━━ 本文
ニシンの塩水漬けとシュールストレミング

ニシンは脂肪が多く、乾燥させて干物にしようとしても簡単に腐ってしまいました。そのため、塩漬けされるようになりました。スウェーデンでは日照に恵まれないので塩は貴重でした。

塩を節約するため、塩水に漬けて密閉する保存方法が考えられました。それは発酵して、強烈なにおいのするシュールストレミングができるきっかけになりました。

ニシン

ニシンの歴史 (「食」の図書館)を読みました。原書房の「食」の図書館シリーズはとても面白い本が多いです。

ニシンは乾燥させにくい

ニシンは脂肪が多い魚です。

ニシンは乾燥に向かない魚だ脂肪が多いので外気で乾燥させる程度では、内臓を抜いてもすぐに腐敗臭を放ち始める。

魚は腐りやすいものですが、特に脂肪が多いとすぐにおかしなにおいがしてきます。

塩漬けにする

そのため保存するには塩漬けされる必要がありました。

塩に漬けると浸透圧によりニシンの水分は外に引き出されて脱水される。十分な塩をくわえることでニシンは乾燥し、腐敗の原因である細菌の活動を抑えられるのである。

腐敗しないレベルまで脱水させるためには、一般に塩分濃度を20パーセントにする必要がある。内臓を抜いたニシンが100キロであれば、その保存には20キロの塩が必要になるということだ。

この通り、塩がかなりの量必要になります。100キロで20キロの感覚が分からない方は、ニシン100gに塩20gが必要だと考えてみてください。料理を少しでもする方なら、塩20gの多さがお分かりになると思います。

また、一度塩漬けにするとその後食べる時にも手間がかかります。塩辛くて食べられません。

塩で水分を抜いて乾燥させていることからわかるように、塩漬けニシンは固く、非常に噛み応えがあった。食べるときにはひと晩湯につけるかゆでて戻さなければならない。

どちらの場合も何度か水を替えるのだが、それでもとても塩辛く、固いことが多かった。

そのため、次に考え出されたのは、塩水漬けという方法でした。
━━━━
課題 A: ニシンの保存に関する本文によると、腐敗しないところまで脱水させるには、塩分濃度を一般に何パーセントにする必要がありますか？
課題 B: ニシンの保存に関する本文には、ニシンを保存するために試みられた方法や考え出された方法が出てきます。それらをすべて挙げてください。
課題 C: ニシンの保存に関する本文を、最後の文に続けて書き継いでください。
━━ 提供データ
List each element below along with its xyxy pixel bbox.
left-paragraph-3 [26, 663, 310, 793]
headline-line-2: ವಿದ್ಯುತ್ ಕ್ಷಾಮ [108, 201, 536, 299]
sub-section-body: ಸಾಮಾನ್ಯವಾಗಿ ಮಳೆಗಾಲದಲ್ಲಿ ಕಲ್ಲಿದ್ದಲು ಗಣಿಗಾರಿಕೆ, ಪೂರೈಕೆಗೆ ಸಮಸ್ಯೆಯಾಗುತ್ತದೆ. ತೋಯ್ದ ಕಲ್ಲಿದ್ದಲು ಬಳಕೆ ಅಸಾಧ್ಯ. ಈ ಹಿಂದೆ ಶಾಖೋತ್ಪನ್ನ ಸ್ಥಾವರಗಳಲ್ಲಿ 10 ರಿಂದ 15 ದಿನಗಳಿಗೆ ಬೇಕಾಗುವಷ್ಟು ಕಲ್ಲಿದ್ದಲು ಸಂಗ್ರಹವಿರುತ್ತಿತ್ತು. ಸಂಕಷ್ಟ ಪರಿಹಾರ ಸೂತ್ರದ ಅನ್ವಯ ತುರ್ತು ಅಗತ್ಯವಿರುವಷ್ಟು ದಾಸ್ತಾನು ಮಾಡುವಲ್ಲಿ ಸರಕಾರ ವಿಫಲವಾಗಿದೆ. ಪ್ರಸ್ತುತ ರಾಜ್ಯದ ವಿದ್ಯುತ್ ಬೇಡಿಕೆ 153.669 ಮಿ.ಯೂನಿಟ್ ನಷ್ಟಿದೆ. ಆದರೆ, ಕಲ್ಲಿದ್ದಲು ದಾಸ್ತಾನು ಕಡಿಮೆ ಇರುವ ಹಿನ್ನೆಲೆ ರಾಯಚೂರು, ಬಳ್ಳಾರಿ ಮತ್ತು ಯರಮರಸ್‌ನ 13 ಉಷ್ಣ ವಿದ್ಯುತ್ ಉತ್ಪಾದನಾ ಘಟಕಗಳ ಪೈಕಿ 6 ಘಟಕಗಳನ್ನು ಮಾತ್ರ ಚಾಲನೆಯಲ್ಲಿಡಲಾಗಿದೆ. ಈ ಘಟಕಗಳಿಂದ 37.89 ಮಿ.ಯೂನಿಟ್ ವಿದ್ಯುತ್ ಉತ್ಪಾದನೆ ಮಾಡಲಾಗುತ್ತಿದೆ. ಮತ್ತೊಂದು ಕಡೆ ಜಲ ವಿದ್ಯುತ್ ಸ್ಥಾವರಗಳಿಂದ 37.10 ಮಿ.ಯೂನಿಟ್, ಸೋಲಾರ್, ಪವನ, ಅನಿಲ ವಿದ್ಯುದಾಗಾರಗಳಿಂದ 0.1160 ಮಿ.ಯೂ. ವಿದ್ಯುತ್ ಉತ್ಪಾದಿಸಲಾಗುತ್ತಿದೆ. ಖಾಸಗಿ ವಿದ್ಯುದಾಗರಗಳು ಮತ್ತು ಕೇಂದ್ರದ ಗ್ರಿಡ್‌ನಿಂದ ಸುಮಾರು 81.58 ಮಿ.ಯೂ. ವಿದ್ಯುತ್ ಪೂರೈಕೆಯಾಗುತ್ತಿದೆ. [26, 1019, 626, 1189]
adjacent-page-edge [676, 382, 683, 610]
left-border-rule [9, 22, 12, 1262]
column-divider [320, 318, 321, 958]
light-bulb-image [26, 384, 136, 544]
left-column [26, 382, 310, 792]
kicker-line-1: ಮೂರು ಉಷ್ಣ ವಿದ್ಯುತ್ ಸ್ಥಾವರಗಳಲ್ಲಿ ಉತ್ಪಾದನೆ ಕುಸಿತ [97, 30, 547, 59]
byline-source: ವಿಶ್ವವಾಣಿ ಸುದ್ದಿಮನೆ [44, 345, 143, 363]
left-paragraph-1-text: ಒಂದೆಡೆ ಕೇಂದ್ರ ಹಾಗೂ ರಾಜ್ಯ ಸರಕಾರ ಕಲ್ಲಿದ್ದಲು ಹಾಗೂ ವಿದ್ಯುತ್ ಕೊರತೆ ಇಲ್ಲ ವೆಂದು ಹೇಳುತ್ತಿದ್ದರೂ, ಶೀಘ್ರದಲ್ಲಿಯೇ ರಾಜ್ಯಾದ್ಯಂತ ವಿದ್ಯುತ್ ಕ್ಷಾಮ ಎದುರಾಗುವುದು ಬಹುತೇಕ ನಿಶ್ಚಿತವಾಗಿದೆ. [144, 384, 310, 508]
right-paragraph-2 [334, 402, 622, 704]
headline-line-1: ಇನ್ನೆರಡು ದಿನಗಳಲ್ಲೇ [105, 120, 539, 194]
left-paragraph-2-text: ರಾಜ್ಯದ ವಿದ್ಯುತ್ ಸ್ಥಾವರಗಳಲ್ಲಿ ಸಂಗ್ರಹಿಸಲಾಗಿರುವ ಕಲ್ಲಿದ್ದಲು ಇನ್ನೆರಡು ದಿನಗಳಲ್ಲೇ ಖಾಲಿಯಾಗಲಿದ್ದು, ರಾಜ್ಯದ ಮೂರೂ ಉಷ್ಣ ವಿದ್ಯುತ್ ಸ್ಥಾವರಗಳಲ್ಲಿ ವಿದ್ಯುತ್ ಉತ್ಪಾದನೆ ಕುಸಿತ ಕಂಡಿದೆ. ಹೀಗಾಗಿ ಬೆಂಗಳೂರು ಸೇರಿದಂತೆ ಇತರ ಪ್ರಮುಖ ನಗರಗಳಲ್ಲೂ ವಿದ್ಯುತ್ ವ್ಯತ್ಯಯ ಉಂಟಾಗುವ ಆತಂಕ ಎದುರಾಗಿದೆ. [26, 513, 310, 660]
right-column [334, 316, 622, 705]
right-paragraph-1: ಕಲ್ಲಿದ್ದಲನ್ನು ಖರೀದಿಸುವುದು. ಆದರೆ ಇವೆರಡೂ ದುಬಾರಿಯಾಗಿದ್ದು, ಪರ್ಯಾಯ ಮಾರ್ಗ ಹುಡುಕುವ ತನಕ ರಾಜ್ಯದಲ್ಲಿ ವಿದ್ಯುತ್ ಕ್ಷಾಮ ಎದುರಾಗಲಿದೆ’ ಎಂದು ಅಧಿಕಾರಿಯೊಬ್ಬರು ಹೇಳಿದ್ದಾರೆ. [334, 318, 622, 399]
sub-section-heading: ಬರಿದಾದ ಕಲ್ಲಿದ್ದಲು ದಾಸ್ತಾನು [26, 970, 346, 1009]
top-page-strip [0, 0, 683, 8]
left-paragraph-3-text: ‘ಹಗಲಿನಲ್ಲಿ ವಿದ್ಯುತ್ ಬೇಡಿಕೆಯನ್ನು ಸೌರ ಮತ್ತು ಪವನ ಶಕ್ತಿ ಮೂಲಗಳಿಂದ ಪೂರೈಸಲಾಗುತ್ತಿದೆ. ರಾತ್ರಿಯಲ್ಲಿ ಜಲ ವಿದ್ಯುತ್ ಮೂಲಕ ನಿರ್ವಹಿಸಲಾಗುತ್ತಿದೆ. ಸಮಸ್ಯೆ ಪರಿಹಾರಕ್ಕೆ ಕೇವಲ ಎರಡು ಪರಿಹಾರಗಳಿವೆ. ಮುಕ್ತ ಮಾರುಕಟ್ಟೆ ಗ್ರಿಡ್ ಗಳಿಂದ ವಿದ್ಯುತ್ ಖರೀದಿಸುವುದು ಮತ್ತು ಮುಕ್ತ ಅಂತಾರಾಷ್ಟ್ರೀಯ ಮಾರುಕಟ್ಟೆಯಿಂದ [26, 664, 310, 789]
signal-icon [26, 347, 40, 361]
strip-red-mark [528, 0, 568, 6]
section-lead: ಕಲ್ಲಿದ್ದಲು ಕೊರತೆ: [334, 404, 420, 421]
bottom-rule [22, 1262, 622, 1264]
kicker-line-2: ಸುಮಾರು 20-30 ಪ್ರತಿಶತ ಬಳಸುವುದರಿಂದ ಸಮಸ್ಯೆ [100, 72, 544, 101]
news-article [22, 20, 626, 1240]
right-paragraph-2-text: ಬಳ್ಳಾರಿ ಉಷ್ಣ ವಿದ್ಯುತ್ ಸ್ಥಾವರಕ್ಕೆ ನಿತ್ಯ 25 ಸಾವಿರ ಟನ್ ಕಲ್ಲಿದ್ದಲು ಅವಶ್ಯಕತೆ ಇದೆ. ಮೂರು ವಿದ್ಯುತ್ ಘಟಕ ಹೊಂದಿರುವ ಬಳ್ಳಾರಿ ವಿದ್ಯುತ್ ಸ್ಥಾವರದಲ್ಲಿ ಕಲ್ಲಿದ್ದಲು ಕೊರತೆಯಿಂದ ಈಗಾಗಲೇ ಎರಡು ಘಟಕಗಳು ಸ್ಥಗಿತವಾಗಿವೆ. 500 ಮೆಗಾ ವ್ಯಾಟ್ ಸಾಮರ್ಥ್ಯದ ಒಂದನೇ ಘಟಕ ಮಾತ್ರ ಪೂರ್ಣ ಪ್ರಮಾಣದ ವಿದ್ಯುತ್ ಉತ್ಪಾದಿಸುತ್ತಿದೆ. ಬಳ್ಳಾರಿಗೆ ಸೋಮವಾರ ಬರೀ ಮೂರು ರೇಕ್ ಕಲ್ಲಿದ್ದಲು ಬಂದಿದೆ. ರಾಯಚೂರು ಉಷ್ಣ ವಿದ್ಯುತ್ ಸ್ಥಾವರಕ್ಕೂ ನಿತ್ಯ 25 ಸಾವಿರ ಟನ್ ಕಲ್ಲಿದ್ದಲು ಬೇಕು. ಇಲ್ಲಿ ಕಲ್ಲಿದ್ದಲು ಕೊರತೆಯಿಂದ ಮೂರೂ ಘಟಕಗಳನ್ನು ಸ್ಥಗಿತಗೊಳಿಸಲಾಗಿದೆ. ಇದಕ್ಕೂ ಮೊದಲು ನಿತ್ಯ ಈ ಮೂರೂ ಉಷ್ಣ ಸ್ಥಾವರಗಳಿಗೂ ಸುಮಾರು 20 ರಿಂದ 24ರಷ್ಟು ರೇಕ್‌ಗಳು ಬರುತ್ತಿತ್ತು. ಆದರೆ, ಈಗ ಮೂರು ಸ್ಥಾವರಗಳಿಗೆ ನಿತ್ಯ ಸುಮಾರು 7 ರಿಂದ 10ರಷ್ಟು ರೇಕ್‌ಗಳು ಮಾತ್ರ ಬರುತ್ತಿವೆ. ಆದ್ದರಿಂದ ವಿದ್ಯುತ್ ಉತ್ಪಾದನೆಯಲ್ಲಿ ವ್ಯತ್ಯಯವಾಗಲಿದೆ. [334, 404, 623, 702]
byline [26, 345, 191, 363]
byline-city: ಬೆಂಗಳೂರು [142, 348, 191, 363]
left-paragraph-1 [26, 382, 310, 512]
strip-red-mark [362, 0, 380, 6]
━━━━
回答 A: 20パーセントです。

回答 B:
・乾燥させて干物にする
・塩漬けにする
・塩水に漬けて密閉する（塩水漬け）

回答 C:
塩水漬け

14世紀にはオランダ人漁師のウィレム・ブーケルスが、ニシンの内臓を抜いてから保存する、ハーリングカーケンという革新的な技術を編み出した。

ブーケルスはまず、獲ったばかりの新鮮なニシンを海上で開いて鰓(えら)と内臓を取り除いた。そしてニシンに塩をふりながら木樽に詰めていき、最後に高濃度の塩水で樽を満たしてフタを閉めた。(中略)

最初から塩水に漬けこむのでニシンを乾燥させる手間が不要になる。調理前の塩抜きも長時間水に浸したり湯で煮立てたりする必要がない。

そしてなにより、その場で加工することでほとんどニシンを傷ませずに保存できるようになったのだ。

いま、塩水に漬けておくなんてあたりまえにやる機会がありますから、画期的といわれてもイマイチな気がしないでもありません。

最初に塩を振りながら詰めていって最後に濃い塩水を入れるのは、身を空気(酸素)に触れさせないためです。

実際、他国からこの方法をブーケルスのオリジナルだと認めない主張があったようです。

ブーケルスがニシンの内臓を抜いて塩水に浸ける保存方法を編み出したことは記録に残っているし、彼はニシン業界に大変革をもたらした人物ともされているのだが、フランス、ノルウェー、アイスランドなどこれまでニシン漁を行ってきた国々は、このニシンの保存方法は自国で生み出されたものだと主張している。

フランスとイングランドの11世紀から12世紀の文書には、漁師たちがニシンの内臓を取り、それを塩分の濃い海水に漬けて保存したと書かれている。

しかし、この保存方法が、かの有名な、シュールストレミングを生み出しました。

シュールストレミング

シュールストレミングは、農大の小泉先生の本を読むと強烈にくさい物の代表としてよく出てきます。私は食べたことはもちろんないです。正直、食べたいと思いません。

つくり方

シュールストレミングをどのようにつくるのか書かれていました。

遅くとも16世紀には作られていたシュールストレミングは、まずバルトニシンの内臓と頭を取り、24時間ほど濃い塩水に漬けたのち、今度は薄い塩水に漬けて1か月ほどおく。

真夏に密閉した樽にニシンを貯蔵するのが昔ながらのやり方だが、現代では缶詰にするのが一般的だ。空気のない状態に置かれたニシンは醗酵をはじめ、そしてこの醗酵が、ニシンの保存処理の最終段階だ。

最初に濃い塩水に漬けるのは、浸透圧の差でニシンの身から水分を引っ張り出すためです。その後薄い塩水に漬けて1か月ほど置くのは、もちろんフタを締めてです。

缶詰は普通は加熱殺菌されるのですが、シュールストレミングはもちろんされないのですね。念のため、ウイキペディでも調べてみました。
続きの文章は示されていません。